◆ **EXCERPTED DATA**:
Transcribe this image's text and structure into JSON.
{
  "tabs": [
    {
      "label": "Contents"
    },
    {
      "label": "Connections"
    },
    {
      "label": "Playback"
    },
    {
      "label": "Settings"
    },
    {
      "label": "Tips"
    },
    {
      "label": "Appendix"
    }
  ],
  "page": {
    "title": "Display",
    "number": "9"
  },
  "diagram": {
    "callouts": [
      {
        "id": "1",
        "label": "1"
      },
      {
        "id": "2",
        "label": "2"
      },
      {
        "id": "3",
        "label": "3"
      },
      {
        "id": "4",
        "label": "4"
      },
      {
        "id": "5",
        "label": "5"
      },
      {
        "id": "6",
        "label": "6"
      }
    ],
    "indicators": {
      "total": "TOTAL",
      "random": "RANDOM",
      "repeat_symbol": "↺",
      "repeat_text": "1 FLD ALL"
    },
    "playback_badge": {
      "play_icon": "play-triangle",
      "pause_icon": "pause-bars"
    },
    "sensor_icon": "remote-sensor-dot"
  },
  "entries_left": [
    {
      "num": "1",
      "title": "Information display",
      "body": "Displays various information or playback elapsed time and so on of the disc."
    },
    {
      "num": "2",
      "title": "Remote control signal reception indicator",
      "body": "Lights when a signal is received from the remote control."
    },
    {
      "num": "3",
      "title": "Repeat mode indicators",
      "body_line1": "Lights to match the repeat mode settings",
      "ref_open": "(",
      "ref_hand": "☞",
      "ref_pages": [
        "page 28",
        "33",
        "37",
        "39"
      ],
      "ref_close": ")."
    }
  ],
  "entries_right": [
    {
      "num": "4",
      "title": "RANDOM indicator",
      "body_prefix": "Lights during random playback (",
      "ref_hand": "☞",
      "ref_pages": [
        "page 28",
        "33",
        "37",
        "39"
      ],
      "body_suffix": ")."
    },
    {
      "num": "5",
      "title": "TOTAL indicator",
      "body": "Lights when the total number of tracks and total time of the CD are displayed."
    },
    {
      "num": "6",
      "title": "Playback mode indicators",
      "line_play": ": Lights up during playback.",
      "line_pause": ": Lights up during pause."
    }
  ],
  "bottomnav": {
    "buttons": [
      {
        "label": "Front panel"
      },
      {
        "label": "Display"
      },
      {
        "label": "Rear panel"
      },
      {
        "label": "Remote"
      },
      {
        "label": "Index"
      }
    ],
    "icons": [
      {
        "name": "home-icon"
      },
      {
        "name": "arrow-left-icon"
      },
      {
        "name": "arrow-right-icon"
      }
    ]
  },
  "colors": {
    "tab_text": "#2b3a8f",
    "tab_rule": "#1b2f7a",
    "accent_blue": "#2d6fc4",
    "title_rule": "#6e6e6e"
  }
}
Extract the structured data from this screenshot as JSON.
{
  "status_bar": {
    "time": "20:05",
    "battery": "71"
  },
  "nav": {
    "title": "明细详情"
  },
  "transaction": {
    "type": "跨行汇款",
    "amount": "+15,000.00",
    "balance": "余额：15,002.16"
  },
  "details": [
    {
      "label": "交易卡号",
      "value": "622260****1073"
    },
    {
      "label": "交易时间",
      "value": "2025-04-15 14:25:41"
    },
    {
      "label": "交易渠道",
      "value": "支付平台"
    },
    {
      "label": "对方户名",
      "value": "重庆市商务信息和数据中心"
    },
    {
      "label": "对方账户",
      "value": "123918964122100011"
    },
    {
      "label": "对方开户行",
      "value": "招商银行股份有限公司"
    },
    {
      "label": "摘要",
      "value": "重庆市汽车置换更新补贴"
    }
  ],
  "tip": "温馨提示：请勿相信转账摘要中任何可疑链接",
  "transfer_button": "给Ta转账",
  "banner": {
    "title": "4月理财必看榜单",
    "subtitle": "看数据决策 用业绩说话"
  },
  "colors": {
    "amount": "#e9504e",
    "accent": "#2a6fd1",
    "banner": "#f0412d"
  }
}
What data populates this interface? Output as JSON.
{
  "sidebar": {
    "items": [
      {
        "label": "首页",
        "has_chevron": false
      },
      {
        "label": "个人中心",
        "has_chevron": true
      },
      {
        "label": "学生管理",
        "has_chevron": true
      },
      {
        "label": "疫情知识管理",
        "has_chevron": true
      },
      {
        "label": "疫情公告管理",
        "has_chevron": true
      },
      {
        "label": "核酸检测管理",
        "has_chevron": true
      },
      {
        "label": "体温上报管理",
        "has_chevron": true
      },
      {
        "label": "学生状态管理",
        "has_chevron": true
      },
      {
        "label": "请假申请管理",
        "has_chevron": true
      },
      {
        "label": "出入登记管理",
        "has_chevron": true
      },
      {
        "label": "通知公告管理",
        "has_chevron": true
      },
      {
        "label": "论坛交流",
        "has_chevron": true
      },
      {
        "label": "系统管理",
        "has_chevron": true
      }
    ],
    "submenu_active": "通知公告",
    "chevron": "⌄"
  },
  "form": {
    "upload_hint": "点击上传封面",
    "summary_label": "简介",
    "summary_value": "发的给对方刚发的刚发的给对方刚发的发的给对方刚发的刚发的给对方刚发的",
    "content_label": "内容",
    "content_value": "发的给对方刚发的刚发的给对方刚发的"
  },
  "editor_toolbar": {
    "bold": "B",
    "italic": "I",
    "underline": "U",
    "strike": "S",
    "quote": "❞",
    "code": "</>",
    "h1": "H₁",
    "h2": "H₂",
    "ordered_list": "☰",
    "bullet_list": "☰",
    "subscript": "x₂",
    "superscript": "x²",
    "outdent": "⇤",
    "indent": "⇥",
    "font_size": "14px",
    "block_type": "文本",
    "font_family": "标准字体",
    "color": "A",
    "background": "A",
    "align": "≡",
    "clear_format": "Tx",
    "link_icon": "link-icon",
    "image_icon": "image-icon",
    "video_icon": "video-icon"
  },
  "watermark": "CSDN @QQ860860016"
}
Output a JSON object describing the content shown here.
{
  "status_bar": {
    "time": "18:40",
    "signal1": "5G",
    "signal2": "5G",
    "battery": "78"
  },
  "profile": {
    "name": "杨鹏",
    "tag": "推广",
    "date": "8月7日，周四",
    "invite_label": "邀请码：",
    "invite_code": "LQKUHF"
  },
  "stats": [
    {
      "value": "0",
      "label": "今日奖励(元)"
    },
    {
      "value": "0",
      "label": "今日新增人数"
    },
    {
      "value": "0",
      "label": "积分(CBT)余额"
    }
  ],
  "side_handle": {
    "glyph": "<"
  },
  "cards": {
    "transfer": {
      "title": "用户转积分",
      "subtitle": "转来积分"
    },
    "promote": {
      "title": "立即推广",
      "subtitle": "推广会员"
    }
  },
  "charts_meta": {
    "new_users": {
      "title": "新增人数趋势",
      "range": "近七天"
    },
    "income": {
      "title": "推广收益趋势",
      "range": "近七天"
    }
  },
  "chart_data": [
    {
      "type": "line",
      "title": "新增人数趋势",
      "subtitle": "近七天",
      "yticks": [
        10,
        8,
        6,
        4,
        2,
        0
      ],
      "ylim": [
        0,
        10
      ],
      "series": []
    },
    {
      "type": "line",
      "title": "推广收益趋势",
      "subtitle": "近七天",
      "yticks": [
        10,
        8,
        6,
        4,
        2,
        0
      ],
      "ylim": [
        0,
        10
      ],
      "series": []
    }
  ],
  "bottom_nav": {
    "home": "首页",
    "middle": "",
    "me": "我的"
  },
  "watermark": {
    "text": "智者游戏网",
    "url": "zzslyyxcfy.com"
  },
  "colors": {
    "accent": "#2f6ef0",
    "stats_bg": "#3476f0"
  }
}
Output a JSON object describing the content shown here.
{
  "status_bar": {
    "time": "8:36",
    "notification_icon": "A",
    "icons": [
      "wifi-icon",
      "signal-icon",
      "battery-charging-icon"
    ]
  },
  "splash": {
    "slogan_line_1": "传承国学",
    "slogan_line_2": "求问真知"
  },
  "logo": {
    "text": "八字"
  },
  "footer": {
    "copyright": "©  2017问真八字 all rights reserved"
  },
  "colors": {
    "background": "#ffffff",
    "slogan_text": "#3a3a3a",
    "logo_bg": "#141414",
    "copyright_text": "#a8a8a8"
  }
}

◆ **WRITTEN TASK**: Of the lines in the entries above, how many include "time"? Only the number should be given.

◆ **WORKED SOLUTION**: 5